Repeat every record below exactly as written.

[BEGIN Information provided]

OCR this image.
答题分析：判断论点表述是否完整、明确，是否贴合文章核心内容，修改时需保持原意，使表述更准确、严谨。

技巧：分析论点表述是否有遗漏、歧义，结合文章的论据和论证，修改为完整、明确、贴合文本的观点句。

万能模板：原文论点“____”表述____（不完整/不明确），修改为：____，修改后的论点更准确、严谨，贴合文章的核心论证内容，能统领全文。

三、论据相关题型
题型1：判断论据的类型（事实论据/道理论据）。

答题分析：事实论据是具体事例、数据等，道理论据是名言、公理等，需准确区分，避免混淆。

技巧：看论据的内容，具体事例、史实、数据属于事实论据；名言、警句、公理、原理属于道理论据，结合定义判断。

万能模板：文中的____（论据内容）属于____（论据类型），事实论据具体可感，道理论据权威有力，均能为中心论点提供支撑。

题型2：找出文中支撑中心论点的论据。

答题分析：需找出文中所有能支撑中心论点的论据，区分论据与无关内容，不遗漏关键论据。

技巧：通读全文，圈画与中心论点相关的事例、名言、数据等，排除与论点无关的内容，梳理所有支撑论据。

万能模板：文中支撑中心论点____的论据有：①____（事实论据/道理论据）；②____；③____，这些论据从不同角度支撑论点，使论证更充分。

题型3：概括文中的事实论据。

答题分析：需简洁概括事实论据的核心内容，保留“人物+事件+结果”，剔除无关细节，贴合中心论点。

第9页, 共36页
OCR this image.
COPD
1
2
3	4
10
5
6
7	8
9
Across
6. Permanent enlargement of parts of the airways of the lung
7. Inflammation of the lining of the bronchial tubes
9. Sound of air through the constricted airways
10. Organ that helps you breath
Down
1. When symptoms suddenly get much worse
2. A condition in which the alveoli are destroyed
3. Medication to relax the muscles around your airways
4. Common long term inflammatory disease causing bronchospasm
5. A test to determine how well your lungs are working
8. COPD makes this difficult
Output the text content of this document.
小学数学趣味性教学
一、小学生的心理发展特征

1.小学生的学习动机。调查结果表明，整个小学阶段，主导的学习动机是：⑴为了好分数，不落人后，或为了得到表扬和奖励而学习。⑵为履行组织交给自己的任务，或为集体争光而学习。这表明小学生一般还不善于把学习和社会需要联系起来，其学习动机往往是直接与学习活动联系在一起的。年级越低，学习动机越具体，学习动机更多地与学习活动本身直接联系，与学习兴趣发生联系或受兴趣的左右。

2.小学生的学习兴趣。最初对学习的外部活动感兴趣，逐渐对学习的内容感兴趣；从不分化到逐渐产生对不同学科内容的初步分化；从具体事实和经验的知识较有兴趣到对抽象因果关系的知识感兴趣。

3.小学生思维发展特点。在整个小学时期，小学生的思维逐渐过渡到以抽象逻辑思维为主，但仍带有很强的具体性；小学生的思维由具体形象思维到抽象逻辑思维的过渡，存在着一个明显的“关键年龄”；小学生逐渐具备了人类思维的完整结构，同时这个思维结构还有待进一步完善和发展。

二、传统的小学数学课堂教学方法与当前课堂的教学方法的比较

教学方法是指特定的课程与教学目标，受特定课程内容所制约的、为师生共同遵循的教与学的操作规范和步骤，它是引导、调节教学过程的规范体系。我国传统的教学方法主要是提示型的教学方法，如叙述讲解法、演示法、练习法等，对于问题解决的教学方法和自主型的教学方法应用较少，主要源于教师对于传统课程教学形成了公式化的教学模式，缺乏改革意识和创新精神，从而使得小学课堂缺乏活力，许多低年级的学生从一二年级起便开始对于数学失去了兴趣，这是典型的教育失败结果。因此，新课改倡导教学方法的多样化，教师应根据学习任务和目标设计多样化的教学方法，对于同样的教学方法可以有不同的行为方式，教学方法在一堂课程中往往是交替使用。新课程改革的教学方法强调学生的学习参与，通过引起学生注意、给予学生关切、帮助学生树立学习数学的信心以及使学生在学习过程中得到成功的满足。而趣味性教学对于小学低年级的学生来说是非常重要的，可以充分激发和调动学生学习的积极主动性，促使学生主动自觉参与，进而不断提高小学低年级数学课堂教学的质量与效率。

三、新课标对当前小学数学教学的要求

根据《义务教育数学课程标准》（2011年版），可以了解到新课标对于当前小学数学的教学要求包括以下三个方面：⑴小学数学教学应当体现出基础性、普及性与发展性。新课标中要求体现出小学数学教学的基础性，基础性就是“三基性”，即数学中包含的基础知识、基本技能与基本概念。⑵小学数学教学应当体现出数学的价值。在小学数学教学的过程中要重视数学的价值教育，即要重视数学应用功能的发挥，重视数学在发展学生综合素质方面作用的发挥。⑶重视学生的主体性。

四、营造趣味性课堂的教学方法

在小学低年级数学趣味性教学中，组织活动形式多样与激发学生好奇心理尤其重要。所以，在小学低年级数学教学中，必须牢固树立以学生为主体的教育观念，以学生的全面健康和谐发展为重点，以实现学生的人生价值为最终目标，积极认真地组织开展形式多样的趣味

[END Information provided]

▶ **Complete response**:
OCR this image.
答题分析：判断论点表述是否完整、明确，是否贴合文章核心内容，修改时需保持原意，使表述更准确、严谨。

技巧：分析论点表述是否有遗漏、歧义，结合文章的论据和论证，修改为完整、明确、贴合文本的观点句。

万能模板：原文论点“____”表述____（不完整/不明确），修改为：____，修改后的论点更准确、严谨，贴合文章的核心论证内容，能统领全文。

三、论据相关题型
题型1：判断论据的类型（事实论据/道理论据）。

答题分析：事实论据是具体事例、数据等，道理论据是名言、公理等，需准确区分，避免混淆。

技巧：看论据的内容，具体事例、史实、数据属于事实论据；名言、警句、公理、原理属于道理论据，结合定义判断。

万能模板：文中的____（论据内容）属于____（论据类型），事实论据具体可感，道理论据权威有力，均能为中心论点提供支撑。

题型2：找出文中支撑中心论点的论据。

答题分析：需找出文中所有能支撑中心论点的论据，区分论据与无关内容，不遗漏关键论据。

技巧：通读全文，圈画与中心论点相关的事例、名言、数据等，排除与论点无关的内容，梳理所有支撑论据。

万能模板：文中支撑中心论点____的论据有：①____（事实论据/道理论据）；②____；③____，这些论据从不同角度支撑论点，使论证更充分。

题型3：概括文中的事实论据。

答题分析：需简洁概括事实论据的核心内容，保留“人物+事件+结果”，剔除无关细节，贴合中心论点。

第9页, 共36页
OCR this image.
COPD
1
2
3	4
10
5
6
7	8
9
Across
6. Permanent enlargement of parts of the airways of the lung
7. Inflammation of the lining of the bronchial tubes
9. Sound of air through the constricted airways
10. Organ that helps you breath
Down
1. When symptoms suddenly get much worse
2. A condition in which the alveoli are destroyed
3. Medication to relax the muscles around your airways
4. Common long term inflammatory disease causing bronchospasm
5. A test to determine how well your lungs are working
8. COPD makes this difficult
Output the text content of this document.
小学数学趣味性教学
一、小学生的心理发展特征

1.小学生的学习动机。调查结果表明，整个小学阶段，主导的学习动机是：⑴为了好分数，不落人后，或为了得到表扬和奖励而学习。⑵为履行组织交给自己的任务，或为集体争光而学习。这表明小学生一般还不善于把学习和社会需要联系起来，其学习动机往往是直接与学习活动联系在一起的。年级越低，学习动机越具体，学习动机更多地与学习活动本身直接联系，与学习兴趣发生联系或受兴趣的左右。

2.小学生的学习兴趣。最初对学习的外部活动感兴趣，逐渐对学习的内容感兴趣；从不分化到逐渐产生对不同学科内容的初步分化；从具体事实和经验的知识较有兴趣到对抽象因果关系的知识感兴趣。

3.小学生思维发展特点。在整个小学时期，小学生的思维逐渐过渡到以抽象逻辑思维为主，但仍带有很强的具体性；小学生的思维由具体形象思维到抽象逻辑思维的过渡，存在着一个明显的“关键年龄”；小学生逐渐具备了人类思维的完整结构，同时这个思维结构还有待进一步完善和发展。

二、传统的小学数学课堂教学方法与当前课堂的教学方法的比较

教学方法是指特定的课程与教学目标，受特定课程内容所制约的、为师生共同遵循的教与学的操作规范和步骤，它是引导、调节教学过程的规范体系。我国传统的教学方法主要是提示型的教学方法，如叙述讲解法、演示法、练习法等，对于问题解决的教学方法和自主型的教学方法应用较少，主要源于教师对于传统课程教学形成了公式化的教学模式，缺乏改革意识和创新精神，从而使得小学课堂缺乏活力，许多低年级的学生从一二年级起便开始对于数学失去了兴趣，这是典型的教育失败结果。因此，新课改倡导教学方法的多样化，教师应根据学习任务和目标设计多样化的教学方法，对于同样的教学方法可以有不同的行为方式，教学方法在一堂课程中往往是交替使用。新课程改革的教学方法强调学生的学习参与，通过引起学生注意、给予学生关切、帮助学生树立学习数学的信心以及使学生在学习过程中得到成功的满足。而趣味性教学对于小学低年级的学生来说是非常重要的，可以充分激发和调动学生学习的积极主动性，促使学生主动自觉参与，进而不断提高小学低年级数学课堂教学的质量与效率。

三、新课标对当前小学数学教学的要求

根据《义务教育数学课程标准》（2011年版），可以了解到新课标对于当前小学数学的教学要求包括以下三个方面：⑴小学数学教学应当体现出基础性、普及性与发展性。新课标中要求体现出小学数学教学的基础性，基础性就是“三基性”，即数学中包含的基础知识、基本技能与基本概念。⑵小学数学教学应当体现出数学的价值。在小学数学教学的过程中要重视数学的价值教育，即要重视数学应用功能的发挥，重视数学在发展学生综合素质方面作用的发挥。⑶重视学生的主体性。

四、营造趣味性课堂的教学方法

在小学低年级数学趣味性教学中，组织活动形式多样与激发学生好奇心理尤其重要。所以，在小学低年级数学教学中，必须牢固树立以学生为主体的教育观念，以学生的全面健康和谐发展为重点，以实现学生的人生价值为最终目标，积极认真地组织开展形式多样的趣味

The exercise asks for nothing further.